Objective ::
Reproduce each of the lines below without alteration, omitting the pictures from your answer.
== The data ==
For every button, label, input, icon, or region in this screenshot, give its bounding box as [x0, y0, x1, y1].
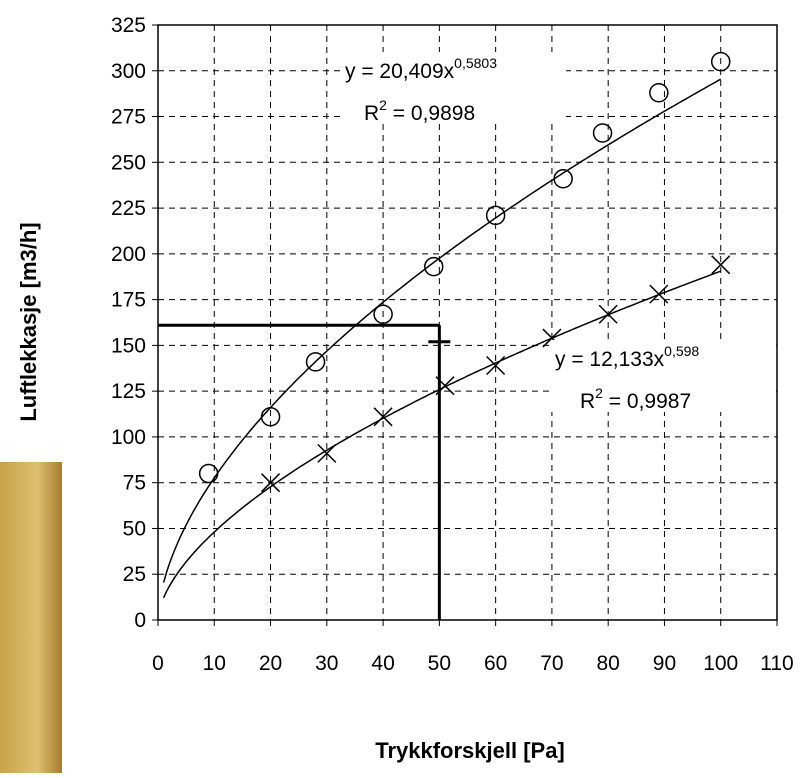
y-tick-label: 175	[111, 289, 146, 312]
y-tick-label: 275	[111, 106, 146, 129]
x-axis-label: Trykkforskjell [Pa]	[375, 738, 565, 763]
y-tick-label: 75	[123, 472, 146, 495]
x-tick-label: 40	[371, 652, 394, 675]
plot-frame	[157, 24, 778, 621]
y-tick-label: 50	[123, 517, 146, 540]
y-tick-label: 325	[111, 14, 146, 37]
x-tick-label: 110	[760, 652, 793, 675]
data-point	[305, 352, 326, 372]
r-squared: R2 = 0,9987	[580, 385, 691, 413]
y-tick-label: 25	[123, 563, 146, 586]
trend-equation: y = 12,133x0,598	[555, 343, 699, 371]
y-tick-label: 125	[111, 380, 146, 403]
data-point	[649, 82, 669, 103]
data-point	[710, 51, 731, 72]
x-tick-label: 0	[152, 652, 164, 675]
x-tick-label: 90	[653, 652, 676, 675]
r-squared-value: = 0,9987	[603, 390, 691, 413]
data-point	[198, 463, 219, 484]
data-point	[261, 473, 281, 493]
y-tick-label: 300	[111, 60, 146, 83]
data-point	[598, 304, 618, 324]
data-point	[317, 443, 337, 463]
data-point	[486, 355, 506, 376]
data-point	[592, 123, 613, 143]
equation-exponent: 0,598	[664, 343, 699, 359]
data-point	[485, 205, 506, 226]
y-tick-label: 0	[134, 609, 146, 632]
data-point	[649, 284, 669, 304]
r-squared: R2 = 0,9898	[364, 97, 475, 125]
data-point	[423, 256, 444, 277]
y-axis-label: Luftlekkasje [m3/h]	[16, 222, 41, 421]
x-tick-label: 30	[315, 652, 338, 675]
x-tick-label: 70	[540, 652, 563, 675]
y-tick-label: 200	[111, 243, 146, 266]
annotation-bg	[551, 340, 776, 412]
equation-exponent: 0,5803	[454, 55, 497, 71]
data-point	[553, 169, 573, 189]
x-tick-label: 50	[428, 652, 451, 675]
plot-area	[158, 25, 777, 620]
data-point	[373, 407, 393, 427]
x-tick-label: 80	[597, 652, 620, 675]
y-tick-label: 150	[111, 334, 146, 357]
data-point	[435, 376, 455, 396]
x-tick-label: 100	[703, 652, 738, 675]
trend-equation: y = 20,409x0,5803	[345, 55, 497, 83]
annotation-bg	[341, 52, 566, 124]
equation-text: y = 20,409x	[345, 60, 455, 83]
data-point	[373, 304, 393, 325]
trendline	[162, 78, 722, 583]
data-point	[711, 255, 731, 275]
r-squared-label: R	[580, 390, 595, 413]
data-point	[260, 407, 281, 427]
r-squared-exponent: 2	[595, 385, 603, 401]
equation-text: y = 12,133x	[555, 348, 665, 371]
x-tick-label: 60	[484, 652, 507, 675]
y-tick-label: 250	[111, 151, 146, 174]
x-tick-label: 10	[203, 652, 226, 675]
background-photo	[0, 462, 62, 773]
y-tick-label: 100	[111, 426, 146, 449]
x-tick-label: 20	[259, 652, 282, 675]
r-squared-label: R	[364, 102, 379, 125]
r-squared-value: = 0,9898	[387, 102, 475, 125]
y-tick-label: 225	[111, 197, 146, 220]
r-squared-exponent: 2	[379, 97, 387, 113]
===
Result ::
For every button, label, input, icon, or region in this screenshot, give its bounding box as [x0, y0, x1, y1].
y-tick-label: 175	[111, 289, 146, 312]
y-tick-label: 275	[111, 106, 146, 129]
x-axis-label: Trykkforskjell [Pa]	[375, 738, 565, 763]
y-tick-label: 75	[123, 472, 146, 495]
x-tick-label: 40	[371, 652, 394, 675]
plot-frame	[157, 24, 778, 621]
y-tick-label: 50	[123, 517, 146, 540]
y-tick-label: 325	[111, 14, 146, 37]
x-tick-label: 110	[760, 652, 793, 675]
data-point	[305, 352, 326, 372]
r-squared: R2 = 0,9987	[580, 385, 691, 413]
y-tick-label: 25	[123, 563, 146, 586]
trend-equation: y = 12,133x0,598	[555, 343, 699, 371]
y-tick-label: 125	[111, 380, 146, 403]
data-point	[649, 82, 669, 103]
data-point	[710, 51, 731, 72]
x-tick-label: 0	[152, 652, 164, 675]
x-tick-label: 90	[653, 652, 676, 675]
r-squared-value: = 0,9987	[603, 390, 691, 413]
data-point	[198, 463, 219, 484]
data-point	[261, 473, 281, 493]
y-tick-label: 300	[111, 60, 146, 83]
data-point	[598, 304, 618, 324]
data-point	[317, 443, 337, 463]
data-point	[486, 355, 506, 376]
data-point	[592, 123, 613, 143]
equation-exponent: 0,598	[664, 343, 699, 359]
data-point	[485, 205, 506, 226]
y-tick-label: 0	[134, 609, 146, 632]
data-point	[649, 284, 669, 304]
r-squared: R2 = 0,9898	[364, 97, 475, 125]
data-point	[423, 256, 444, 277]
y-axis-label: Luftlekkasje [m3/h]	[16, 222, 41, 421]
x-tick-label: 30	[315, 652, 338, 675]
x-tick-label: 70	[540, 652, 563, 675]
y-tick-label: 200	[111, 243, 146, 266]
annotation-bg	[551, 340, 776, 412]
equation-exponent: 0,5803	[454, 55, 497, 71]
data-point	[553, 169, 573, 189]
x-tick-label: 50	[428, 652, 451, 675]
plot-area	[158, 25, 777, 620]
data-point	[373, 407, 393, 427]
x-tick-label: 80	[597, 652, 620, 675]
y-tick-label: 150	[111, 334, 146, 357]
data-point	[435, 376, 455, 396]
x-tick-label: 100	[703, 652, 738, 675]
trend-equation: y = 20,409x0,5803	[345, 55, 497, 83]
annotation-bg	[341, 52, 566, 124]
equation-text: y = 20,409x	[345, 60, 455, 83]
data-point	[373, 304, 393, 325]
trendline	[162, 78, 722, 583]
data-point	[711, 255, 731, 275]
r-squared-label: R	[580, 390, 595, 413]
data-point	[260, 407, 281, 427]
r-squared-exponent: 2	[595, 385, 603, 401]
equation-text: y = 12,133x	[555, 348, 665, 371]
x-tick-label: 60	[484, 652, 507, 675]
y-tick-label: 250	[111, 151, 146, 174]
x-tick-label: 10	[203, 652, 226, 675]
background-photo	[0, 462, 62, 773]
y-tick-label: 100	[111, 426, 146, 449]
x-tick-label: 20	[259, 652, 282, 675]
r-squared-label: R	[364, 102, 379, 125]
r-squared-value: = 0,9898	[387, 102, 475, 125]
y-tick-label: 225	[111, 197, 146, 220]
r-squared-exponent: 2	[379, 97, 387, 113]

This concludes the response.